▸ **PROBLEM DESCRIPTION**: Search the listing below for the word "Audio" and copy each line that holds it.

▸ **EXTRACTED ENTRIES**:
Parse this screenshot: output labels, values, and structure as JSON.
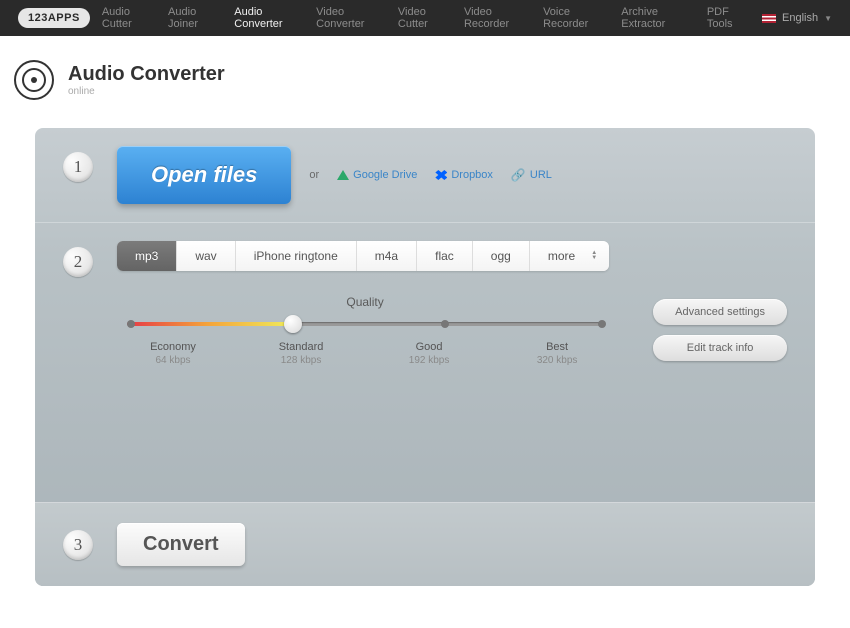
{
  "nav": {
    "logo": "123APPS",
    "links": [
      "Audio Cutter",
      "Audio Joiner",
      "Audio Converter",
      "Video Converter",
      "Video Cutter",
      "Video Recorder",
      "Voice Recorder",
      "Archive Extractor",
      "PDF Tools"
    ],
    "active_index": 2,
    "language": "English"
  },
  "header": {
    "title": "Audio Converter",
    "subtitle": "online"
  },
  "step1": {
    "number": "1",
    "open_label": "Open files",
    "or_label": "or",
    "sources": {
      "gdrive": "Google Drive",
      "dropbox": "Dropbox",
      "url": "URL"
    }
  },
  "step2": {
    "number": "2",
    "formats": [
      "mp3",
      "wav",
      "iPhone ringtone",
      "m4a",
      "flac",
      "ogg",
      "more"
    ],
    "active_format_index": 0,
    "quality": {
      "title": "Quality",
      "levels": [
        {
          "name": "Economy",
          "rate": "64 kbps"
        },
        {
          "name": "Standard",
          "rate": "128 kbps"
        },
        {
          "name": "Good",
          "rate": "192 kbps"
        },
        {
          "name": "Best",
          "rate": "320 kbps"
        }
      ],
      "selected_index": 1
    },
    "advanced_label": "Advanced settings",
    "edit_track_label": "Edit track info"
  },
  "step3": {
    "number": "3",
    "convert_label": "Convert"
  }
}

▸ **EXERCISE RESULT**:
      "Audio Cutter",
      "Audio Joiner",
      "Audio Converter",
    "title": "Audio Converter",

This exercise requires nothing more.